L’Évangile remanié par Thomas Jefferson, plus tard connu sous le nom de Bible de Jefferson, est né de son cabinet de travail privé durant les dernières décennies de sa vie. À l’aide d’un rasoir, de colle et de plusieurs traductions du Nouveau Testament, il a physiquement découpé et agence des passages pour créer un nouveau récit centré exclusivement sur les enseignements de Jésus. Jefferson n’a jamais envisagé de publier cet ouvrage ni de l’utiliser pour influencer la doctrine publique. Il s’agissait plutôt d’un exercice intellectuel personnel, reflétant son habitude de toujours d’examiner les idées religieuses à travers le prisme de la raison des Lumières.
Jefferson vouait une profonde admiration pour Jésus en tant que maître moral, décrivant sa philosophie éthique comme d’une clarté et d’une compassion inégalées. Parallèlement, il était sceptique quant aux affirmations surnaturelles et pensait que les auteurs postérieurs avaient enrichi les Évangiles de miracles, de prophéties et d’interprétations théologiques qui obscurcissaient ce qu’il considérait comme le message originel. Son projet visait à retrouver ce qu’il considérait comme le Jésus historique, un Jésus fondé sur la perspicacité morale plutôt que sur l’intervention divine.
Le texte qui en résulte, omettant les miracles, la résurrection et autres éléments surnaturels, offre un portrait de Jésus axé sur l'éthique, la compassion et la sagesse pratique. Aujourd'hui, la Bible de Jefferson est conservée au Smithsonian, où elle témoigne des convictions religieuses complexes de Jefferson et des grands courants intellectuels de son époque.

(Entrées de la collection)

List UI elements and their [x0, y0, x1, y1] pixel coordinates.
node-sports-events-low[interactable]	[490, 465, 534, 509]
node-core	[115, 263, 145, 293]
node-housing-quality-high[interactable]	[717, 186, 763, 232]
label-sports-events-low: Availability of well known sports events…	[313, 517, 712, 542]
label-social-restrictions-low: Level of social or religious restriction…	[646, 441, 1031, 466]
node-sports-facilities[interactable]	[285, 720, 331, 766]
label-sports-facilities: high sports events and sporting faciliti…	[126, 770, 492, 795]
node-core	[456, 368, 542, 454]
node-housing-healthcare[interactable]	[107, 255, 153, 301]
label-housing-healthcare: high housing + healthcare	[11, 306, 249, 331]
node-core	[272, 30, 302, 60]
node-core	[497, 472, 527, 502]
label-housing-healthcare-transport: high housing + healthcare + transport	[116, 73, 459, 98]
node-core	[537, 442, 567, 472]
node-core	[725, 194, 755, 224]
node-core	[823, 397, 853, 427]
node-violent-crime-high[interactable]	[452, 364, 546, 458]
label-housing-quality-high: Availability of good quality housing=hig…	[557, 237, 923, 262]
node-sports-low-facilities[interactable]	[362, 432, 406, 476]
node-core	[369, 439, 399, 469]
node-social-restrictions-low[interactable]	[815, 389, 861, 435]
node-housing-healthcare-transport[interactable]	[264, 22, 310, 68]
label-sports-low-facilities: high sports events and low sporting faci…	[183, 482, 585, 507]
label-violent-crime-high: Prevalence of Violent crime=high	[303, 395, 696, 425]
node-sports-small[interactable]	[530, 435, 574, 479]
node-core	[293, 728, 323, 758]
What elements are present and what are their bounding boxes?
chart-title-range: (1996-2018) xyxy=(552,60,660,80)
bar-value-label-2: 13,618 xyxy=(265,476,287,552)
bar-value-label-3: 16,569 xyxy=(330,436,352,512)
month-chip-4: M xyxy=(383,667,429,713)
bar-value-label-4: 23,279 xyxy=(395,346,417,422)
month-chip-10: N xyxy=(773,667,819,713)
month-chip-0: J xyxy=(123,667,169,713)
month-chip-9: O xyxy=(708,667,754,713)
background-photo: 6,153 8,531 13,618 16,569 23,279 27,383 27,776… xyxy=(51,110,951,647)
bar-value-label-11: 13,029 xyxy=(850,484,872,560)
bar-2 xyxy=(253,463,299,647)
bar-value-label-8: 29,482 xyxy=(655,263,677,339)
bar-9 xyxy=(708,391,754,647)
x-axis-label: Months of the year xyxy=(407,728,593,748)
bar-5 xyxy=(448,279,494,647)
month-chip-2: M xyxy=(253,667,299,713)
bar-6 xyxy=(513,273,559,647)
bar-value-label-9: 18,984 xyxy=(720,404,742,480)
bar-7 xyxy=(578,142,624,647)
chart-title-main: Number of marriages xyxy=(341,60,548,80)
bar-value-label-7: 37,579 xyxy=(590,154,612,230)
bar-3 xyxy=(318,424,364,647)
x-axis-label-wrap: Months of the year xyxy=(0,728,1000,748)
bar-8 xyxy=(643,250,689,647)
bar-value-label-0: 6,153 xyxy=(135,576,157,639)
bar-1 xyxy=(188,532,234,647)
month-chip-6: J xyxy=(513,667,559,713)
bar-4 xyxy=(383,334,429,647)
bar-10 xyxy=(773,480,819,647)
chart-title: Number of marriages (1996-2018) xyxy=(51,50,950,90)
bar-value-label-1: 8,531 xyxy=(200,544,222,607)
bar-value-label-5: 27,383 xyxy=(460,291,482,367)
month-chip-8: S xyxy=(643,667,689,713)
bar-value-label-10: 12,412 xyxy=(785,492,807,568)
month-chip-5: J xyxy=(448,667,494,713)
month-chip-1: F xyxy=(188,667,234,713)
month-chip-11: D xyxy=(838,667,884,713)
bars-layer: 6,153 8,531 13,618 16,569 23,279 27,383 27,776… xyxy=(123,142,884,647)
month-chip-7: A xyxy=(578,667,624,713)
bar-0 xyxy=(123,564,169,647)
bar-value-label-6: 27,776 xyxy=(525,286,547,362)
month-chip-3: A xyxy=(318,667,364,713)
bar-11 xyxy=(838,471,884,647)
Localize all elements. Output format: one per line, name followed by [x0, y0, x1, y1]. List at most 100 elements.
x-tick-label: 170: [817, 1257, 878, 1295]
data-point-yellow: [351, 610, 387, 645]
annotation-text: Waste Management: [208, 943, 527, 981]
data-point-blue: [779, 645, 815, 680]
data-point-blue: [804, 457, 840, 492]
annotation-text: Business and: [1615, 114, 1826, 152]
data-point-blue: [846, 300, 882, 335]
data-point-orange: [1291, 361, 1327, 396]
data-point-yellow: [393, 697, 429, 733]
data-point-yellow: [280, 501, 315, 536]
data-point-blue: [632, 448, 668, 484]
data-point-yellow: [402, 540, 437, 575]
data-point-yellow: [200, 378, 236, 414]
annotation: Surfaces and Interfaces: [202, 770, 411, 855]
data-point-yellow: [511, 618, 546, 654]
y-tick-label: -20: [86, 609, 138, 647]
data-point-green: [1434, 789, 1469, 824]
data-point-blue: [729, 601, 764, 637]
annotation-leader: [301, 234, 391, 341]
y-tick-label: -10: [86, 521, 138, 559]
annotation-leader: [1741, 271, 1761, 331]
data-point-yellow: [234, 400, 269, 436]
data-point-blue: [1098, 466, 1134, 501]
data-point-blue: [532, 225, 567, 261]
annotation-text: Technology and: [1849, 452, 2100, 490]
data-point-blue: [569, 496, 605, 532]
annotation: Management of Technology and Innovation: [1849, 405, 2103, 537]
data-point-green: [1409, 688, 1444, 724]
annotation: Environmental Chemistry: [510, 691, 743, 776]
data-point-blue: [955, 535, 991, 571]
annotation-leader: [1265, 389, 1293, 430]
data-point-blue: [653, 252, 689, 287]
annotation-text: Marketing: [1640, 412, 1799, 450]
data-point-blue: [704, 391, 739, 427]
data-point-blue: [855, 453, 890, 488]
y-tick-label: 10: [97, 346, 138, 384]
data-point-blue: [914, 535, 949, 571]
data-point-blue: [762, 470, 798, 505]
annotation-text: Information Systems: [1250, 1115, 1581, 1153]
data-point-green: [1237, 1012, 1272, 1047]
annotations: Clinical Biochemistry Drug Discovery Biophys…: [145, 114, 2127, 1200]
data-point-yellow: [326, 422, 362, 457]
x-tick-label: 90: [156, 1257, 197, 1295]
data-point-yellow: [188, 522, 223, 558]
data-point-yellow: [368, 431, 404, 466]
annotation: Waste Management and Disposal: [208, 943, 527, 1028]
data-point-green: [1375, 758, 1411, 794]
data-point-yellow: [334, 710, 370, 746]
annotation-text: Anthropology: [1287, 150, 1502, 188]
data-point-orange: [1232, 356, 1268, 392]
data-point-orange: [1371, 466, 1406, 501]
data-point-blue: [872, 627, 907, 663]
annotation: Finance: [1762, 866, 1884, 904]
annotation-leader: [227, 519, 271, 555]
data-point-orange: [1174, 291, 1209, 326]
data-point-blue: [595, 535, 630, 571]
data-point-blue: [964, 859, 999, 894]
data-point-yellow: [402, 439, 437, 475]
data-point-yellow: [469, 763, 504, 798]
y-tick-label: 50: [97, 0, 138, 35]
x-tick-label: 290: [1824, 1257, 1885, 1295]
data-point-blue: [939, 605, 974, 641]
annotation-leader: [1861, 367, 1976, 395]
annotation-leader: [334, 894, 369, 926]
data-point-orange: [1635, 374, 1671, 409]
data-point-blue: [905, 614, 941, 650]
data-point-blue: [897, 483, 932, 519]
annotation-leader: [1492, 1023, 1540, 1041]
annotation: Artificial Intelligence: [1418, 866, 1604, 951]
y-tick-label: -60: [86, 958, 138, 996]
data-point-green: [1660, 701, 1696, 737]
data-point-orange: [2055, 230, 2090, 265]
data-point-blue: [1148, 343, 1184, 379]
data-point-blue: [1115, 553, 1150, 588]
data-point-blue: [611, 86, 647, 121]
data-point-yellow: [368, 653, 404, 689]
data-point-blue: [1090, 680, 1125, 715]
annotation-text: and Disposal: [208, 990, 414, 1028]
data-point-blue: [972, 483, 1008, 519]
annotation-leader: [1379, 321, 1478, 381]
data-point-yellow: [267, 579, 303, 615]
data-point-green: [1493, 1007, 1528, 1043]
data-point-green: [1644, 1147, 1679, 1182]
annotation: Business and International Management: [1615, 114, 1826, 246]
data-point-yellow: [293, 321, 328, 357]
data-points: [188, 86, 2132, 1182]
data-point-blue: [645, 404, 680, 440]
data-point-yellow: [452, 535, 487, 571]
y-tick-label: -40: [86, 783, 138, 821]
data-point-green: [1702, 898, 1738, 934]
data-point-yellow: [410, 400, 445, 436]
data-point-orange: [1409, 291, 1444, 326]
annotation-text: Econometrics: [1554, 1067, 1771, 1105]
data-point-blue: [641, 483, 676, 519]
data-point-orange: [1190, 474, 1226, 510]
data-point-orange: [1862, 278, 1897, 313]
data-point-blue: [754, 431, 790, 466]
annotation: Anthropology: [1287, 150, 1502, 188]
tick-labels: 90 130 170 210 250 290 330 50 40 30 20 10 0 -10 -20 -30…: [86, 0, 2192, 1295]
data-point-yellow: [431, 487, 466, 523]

#### Mise en pratique
• A. D’après le texte sur la Bible de Jefferson, pourquoi Jefferson a-t-il retiré les miracles et les autres éléments surnaturels ? Répondez en une à trois phrases.
• B. Recopiez le passage du texte sur la Bible de Jefferson situé entre « L’Évangile remanié par » et « raison des Lumières. » inclus, en remplaçant « colle » par « ruban adhésif ».

#### Les réponses
• A. Jefferson doutait des affirmations surnaturelles. Il pensait que des auteurs plus tardifs avaient ajouté aux Évangiles des miracles, des prophéties et des interprétations théologiques qui cachaient le message d’origine. Il voulait retrouver un Jésus fondé sur la morale plutôt que sur l’intervention divine.

• B.
L’Évangile remanié par Thomas Jefferson, plus tard connu sous le nom de Bible de Jefferson, est né de son cabinet de travail privé durant les dernières décennies de sa vie. À l’aide d’un rasoir, de ruban adhésif et de plusieurs traductions du Nouveau Testament, il a physiquement découpé et agence des passages pour créer un nouveau récit centré exclusivement sur les enseignements de Jésus. Jefferson n’a jamais envisagé de publier cet ouvrage ni de l’utiliser pour influencer la doctrine publique. Il s’agissait plutôt d’un exercice intellectuel personnel, reflétant son habitude de toujours d’examiner les idées religieuses à travers le prisme de la raison des Lumières.